> _EXERCISE BRIEF_: In the entries below, find the lines that contain the word "JSON" and copy them.
## Start DATASET EXCERPTS
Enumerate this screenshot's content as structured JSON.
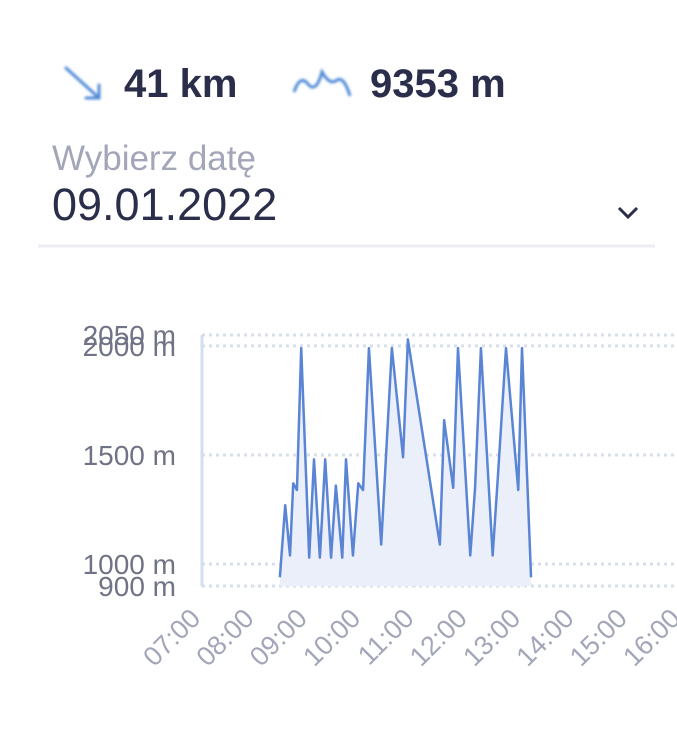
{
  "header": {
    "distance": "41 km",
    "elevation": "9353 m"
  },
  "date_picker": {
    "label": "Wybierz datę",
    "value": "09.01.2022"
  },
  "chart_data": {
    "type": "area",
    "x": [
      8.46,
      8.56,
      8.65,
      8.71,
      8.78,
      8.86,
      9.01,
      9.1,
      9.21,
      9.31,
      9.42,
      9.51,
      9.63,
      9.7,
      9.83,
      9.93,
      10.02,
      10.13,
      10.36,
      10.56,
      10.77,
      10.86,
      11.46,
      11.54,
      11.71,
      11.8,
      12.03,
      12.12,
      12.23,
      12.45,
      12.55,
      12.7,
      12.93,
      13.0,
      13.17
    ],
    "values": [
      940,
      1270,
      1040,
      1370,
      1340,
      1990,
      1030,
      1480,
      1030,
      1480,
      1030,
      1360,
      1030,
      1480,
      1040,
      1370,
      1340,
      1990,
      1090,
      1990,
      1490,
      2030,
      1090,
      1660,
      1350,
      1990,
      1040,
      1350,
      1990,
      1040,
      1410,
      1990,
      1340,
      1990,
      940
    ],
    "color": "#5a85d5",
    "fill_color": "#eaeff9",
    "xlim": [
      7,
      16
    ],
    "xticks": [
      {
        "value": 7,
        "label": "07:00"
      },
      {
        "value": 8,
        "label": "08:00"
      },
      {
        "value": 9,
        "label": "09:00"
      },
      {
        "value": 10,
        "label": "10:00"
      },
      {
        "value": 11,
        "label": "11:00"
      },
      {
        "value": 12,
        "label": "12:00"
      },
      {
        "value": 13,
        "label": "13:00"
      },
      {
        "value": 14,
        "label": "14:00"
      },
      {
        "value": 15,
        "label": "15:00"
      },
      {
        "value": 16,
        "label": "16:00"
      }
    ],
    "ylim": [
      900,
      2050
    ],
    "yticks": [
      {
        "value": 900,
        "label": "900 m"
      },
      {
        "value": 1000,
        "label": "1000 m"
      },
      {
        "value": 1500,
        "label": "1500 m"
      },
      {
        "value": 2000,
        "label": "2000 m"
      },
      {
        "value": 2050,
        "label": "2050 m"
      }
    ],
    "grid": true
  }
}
## End DATASET EXCERPTS
## Start DATASET EXCERPTS
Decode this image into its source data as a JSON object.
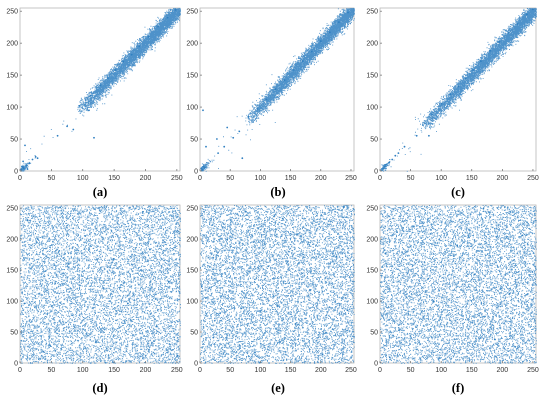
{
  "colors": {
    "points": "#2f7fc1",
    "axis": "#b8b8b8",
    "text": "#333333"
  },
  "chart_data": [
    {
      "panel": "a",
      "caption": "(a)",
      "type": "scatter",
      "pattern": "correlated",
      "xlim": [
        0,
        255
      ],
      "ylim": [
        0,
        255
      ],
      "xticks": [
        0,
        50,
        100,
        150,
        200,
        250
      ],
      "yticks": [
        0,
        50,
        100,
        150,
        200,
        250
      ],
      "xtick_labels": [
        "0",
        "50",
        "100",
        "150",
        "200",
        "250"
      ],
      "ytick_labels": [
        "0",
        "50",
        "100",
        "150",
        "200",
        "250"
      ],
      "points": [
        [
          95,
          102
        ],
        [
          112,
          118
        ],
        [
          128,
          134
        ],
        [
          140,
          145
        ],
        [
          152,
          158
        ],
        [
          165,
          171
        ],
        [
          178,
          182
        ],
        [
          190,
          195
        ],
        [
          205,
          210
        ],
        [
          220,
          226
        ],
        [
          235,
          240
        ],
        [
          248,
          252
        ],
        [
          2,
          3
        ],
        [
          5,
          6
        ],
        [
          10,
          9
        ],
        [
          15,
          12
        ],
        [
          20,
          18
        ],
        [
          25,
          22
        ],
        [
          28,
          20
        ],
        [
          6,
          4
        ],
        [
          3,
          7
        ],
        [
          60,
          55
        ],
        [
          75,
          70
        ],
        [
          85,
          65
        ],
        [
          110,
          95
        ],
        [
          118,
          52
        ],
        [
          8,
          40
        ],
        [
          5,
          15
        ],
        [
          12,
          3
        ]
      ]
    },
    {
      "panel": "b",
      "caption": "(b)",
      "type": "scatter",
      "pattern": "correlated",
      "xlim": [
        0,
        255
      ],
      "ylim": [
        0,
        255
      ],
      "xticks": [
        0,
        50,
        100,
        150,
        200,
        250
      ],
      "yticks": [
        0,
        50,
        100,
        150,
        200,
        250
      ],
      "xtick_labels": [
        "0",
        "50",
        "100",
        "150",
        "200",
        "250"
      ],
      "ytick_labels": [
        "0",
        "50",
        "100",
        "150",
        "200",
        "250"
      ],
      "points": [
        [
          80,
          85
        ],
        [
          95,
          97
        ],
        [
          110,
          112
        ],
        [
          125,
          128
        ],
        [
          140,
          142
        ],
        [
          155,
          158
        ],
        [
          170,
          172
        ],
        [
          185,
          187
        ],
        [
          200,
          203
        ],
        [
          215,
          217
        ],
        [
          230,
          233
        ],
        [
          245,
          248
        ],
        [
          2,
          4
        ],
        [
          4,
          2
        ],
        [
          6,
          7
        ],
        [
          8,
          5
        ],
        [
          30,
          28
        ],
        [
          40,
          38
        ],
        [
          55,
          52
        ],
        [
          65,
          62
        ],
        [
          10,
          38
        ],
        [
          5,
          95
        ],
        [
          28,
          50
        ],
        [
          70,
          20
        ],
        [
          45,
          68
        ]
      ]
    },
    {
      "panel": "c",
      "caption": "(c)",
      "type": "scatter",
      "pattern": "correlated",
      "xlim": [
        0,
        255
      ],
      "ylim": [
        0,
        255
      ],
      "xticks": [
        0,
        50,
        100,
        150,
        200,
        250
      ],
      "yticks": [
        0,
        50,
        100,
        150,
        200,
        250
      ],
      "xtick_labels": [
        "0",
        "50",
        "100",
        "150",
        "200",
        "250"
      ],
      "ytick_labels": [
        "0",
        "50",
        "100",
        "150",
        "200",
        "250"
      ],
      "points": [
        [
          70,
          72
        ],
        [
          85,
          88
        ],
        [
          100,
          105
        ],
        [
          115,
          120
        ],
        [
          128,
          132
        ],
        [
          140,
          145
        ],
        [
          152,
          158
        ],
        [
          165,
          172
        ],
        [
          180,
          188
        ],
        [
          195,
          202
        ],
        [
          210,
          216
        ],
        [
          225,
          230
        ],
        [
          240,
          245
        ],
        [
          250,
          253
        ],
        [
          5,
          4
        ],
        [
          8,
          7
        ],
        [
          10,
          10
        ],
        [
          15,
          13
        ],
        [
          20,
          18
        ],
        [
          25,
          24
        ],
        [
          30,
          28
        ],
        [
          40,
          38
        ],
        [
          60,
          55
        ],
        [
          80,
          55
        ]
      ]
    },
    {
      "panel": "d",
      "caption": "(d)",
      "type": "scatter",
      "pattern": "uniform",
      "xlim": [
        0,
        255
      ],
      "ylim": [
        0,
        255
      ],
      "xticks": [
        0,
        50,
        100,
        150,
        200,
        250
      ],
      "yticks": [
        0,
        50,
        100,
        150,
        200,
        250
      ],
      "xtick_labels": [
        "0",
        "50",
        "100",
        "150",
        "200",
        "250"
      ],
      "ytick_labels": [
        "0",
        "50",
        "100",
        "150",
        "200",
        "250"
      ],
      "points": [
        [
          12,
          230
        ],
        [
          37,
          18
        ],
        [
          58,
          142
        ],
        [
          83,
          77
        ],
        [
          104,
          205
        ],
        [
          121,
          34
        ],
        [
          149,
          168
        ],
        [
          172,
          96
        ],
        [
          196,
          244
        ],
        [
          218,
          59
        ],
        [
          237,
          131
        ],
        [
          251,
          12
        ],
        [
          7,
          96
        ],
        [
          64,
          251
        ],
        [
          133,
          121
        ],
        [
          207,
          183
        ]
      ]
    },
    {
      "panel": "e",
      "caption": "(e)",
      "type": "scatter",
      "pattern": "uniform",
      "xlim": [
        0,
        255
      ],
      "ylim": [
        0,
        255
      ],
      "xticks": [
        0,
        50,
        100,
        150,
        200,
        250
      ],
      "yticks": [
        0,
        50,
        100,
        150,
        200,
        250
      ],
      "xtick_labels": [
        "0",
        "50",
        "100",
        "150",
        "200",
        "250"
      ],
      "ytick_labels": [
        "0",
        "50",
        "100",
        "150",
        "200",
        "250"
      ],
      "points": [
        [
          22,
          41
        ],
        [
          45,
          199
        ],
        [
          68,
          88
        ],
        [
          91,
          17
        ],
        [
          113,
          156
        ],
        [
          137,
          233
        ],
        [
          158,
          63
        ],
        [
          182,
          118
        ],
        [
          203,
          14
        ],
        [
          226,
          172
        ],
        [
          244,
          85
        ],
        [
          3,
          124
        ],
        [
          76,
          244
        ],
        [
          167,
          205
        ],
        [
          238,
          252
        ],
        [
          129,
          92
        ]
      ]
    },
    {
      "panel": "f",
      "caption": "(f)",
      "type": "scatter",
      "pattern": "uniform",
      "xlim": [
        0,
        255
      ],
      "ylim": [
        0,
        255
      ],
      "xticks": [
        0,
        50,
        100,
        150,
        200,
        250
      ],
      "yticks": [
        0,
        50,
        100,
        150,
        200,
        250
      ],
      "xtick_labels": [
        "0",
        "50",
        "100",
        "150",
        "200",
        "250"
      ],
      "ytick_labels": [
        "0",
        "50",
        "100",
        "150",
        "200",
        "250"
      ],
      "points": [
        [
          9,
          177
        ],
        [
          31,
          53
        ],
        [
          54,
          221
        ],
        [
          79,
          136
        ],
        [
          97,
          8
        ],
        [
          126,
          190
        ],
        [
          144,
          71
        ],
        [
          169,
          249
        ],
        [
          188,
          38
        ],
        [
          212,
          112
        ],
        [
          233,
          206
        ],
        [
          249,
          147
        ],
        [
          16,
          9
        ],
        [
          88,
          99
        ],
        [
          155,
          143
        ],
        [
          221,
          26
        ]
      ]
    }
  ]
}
## End DATASET EXCERPTS
> _SOLUTION TO THE PROBLEM_:
Enumerate this screenshot's content as structured JSON.
Decode this image into its source data as a JSON object.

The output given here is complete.